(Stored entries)
+---+

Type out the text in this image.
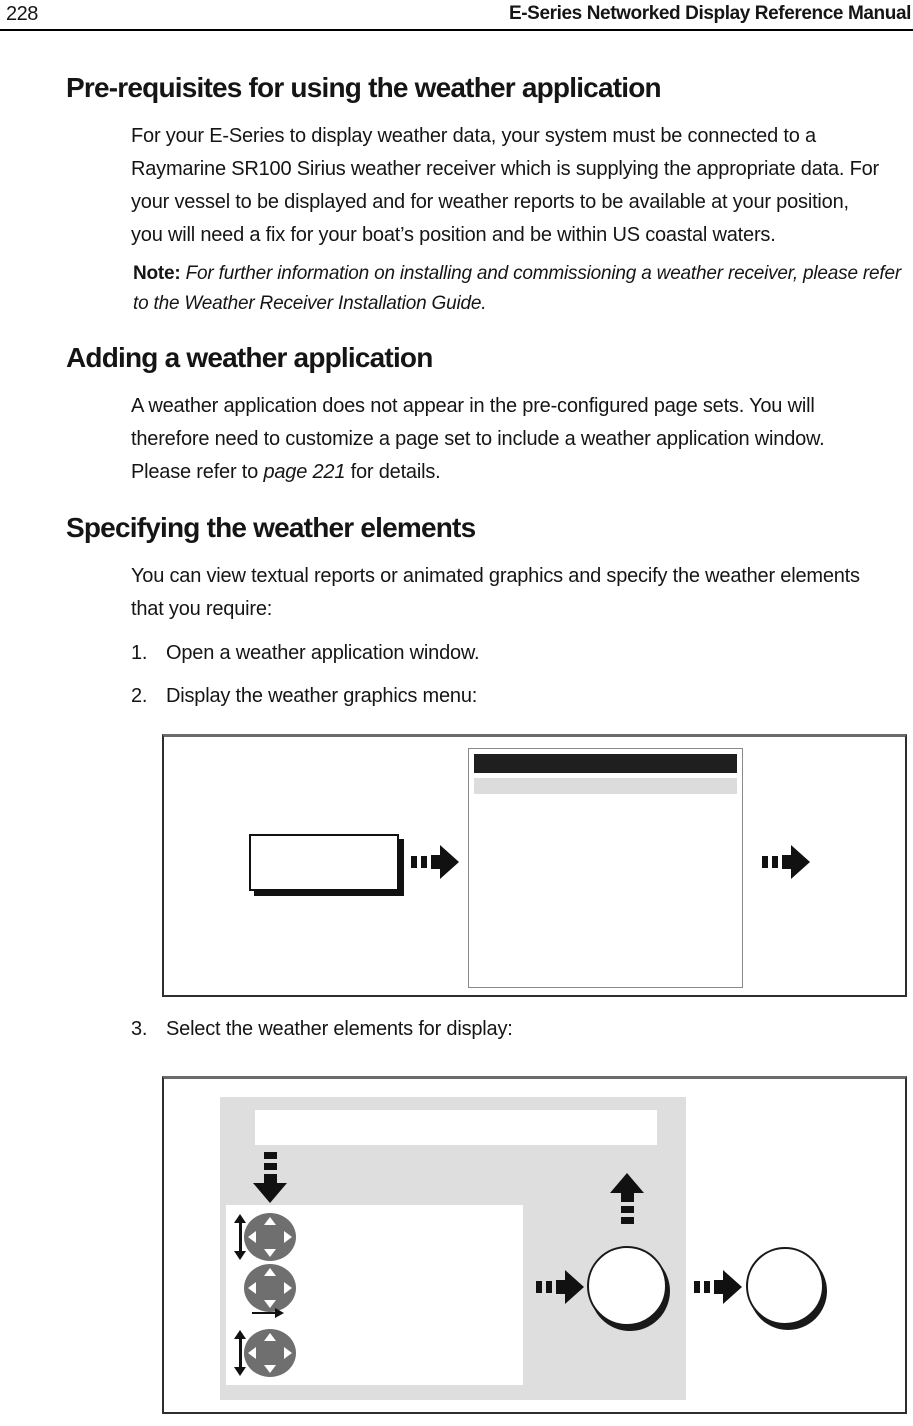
228	E-Series Networked Display Reference Manual
Pre-requisites for using the weather application
For your E-Series to display weather data, your system must be connected to a
Raymarine SR100 Sirius weather receiver which is supplying the appropriate data. For
your vessel to be displayed and for weather reports to be available at your position,
you will need a fix for your boat’s position and be within US coastal waters.
Note: For further information on installing and commissioning a weather receiver, please refer
to the Weather Receiver Installation Guide.
Adding a weather application
A weather application does not appear in the pre-configured page sets. You will
therefore need to customize a page set to include a weather application window.
Please refer to page 221 for details.
Specifying the weather elements
You can view textual reports or animated graphics and specify the weather elements
that you require:
1. Open a weather application window.
2. Display the weather graphics menu:
3. Select the weather elements for display:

+---+

Write out the material above once more, exactly as it reads, with no pictures.

:: CORRECT OUTPUT ::
Type out the text in this image.
228	E-Series Networked Display Reference Manual
Pre-requisites for using the weather application
For your E-Series to display weather data, your system must be connected to a
Raymarine SR100 Sirius weather receiver which is supplying the appropriate data. For
your vessel to be displayed and for weather reports to be available at your position,
you will need a fix for your boat’s position and be within US coastal waters.
Note: For further information on installing and commissioning a weather receiver, please refer
to the Weather Receiver Installation Guide.
Adding a weather application
A weather application does not appear in the pre-configured page sets. You will
therefore need to customize a page set to include a weather application window.
Please refer to page 221 for details.
Specifying the weather elements
You can view textual reports or animated graphics and specify the weather elements
that you require:
1. Open a weather application window.
2. Display the weather graphics menu:
3. Select the weather elements for display:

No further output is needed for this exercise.